TASK DETAILS
Please recast everything from the start of the listing down to the line containing "144, 111, 163]", that line included, as a Markdown table with the columns No. and Entry. Number each line and leave out blank lines.

(Spatial layout entries)
┌──

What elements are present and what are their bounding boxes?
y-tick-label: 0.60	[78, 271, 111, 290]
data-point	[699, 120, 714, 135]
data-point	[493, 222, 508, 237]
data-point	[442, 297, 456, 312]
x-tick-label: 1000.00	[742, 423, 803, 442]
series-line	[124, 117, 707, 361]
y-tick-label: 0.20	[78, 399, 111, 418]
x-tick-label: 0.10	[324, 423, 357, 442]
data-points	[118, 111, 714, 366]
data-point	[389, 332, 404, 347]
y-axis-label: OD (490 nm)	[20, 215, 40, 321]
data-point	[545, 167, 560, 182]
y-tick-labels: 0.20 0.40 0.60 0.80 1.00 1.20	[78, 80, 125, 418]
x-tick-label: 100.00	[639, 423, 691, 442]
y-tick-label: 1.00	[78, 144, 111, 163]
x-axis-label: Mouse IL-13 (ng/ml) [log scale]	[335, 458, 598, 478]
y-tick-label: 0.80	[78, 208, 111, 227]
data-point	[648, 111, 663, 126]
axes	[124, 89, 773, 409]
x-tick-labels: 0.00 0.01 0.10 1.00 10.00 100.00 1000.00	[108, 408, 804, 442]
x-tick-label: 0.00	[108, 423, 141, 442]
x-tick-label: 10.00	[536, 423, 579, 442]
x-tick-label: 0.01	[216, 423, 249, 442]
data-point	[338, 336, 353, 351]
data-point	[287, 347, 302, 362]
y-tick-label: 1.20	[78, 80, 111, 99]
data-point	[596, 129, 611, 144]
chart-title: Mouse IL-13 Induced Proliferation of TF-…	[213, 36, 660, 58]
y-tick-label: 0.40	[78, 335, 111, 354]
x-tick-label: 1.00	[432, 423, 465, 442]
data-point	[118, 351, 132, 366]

└──

SOLVED EXERCISE
| No. | Entry |
|---|---|
| 1 | What elements are present and what are their bounding boxes? |
| 2 | y-tick-label: 0.60	[78, 271, 111, 290] |
| 3 | data-point	[699, 120, 714, 135] |
| 4 | data-point	[493, 222, 508, 237] |
| 5 | data-point	[442, 297, 456, 312] |
| 6 | x-tick-label: 1000.00	[742, 423, 803, 442] |
| 7 | series-line	[124, 117, 707, 361] |
| 8 | y-tick-label: 0.20	[78, 399, 111, 418] |
| 9 | x-tick-label: 0.10	[324, 423, 357, 442] |
| 10 | data-points	[118, 111, 714, 366] |
| 11 | data-point	[389, 332, 404, 347] |
| 12 | y-axis-label: OD (490 nm)	[20, 215, 40, 321] |
| 13 | data-point	[545, 167, 560, 182] |
| 14 | y-tick-labels: 0.20 0.40 0.60 0.80 1.00 1.20	[78, 80, 125, 418] |
| 15 | x-tick-label: 100.00	[639, 423, 691, 442] |
| 16 | y-tick-label: 1.00	[78, 144, 111, 163] |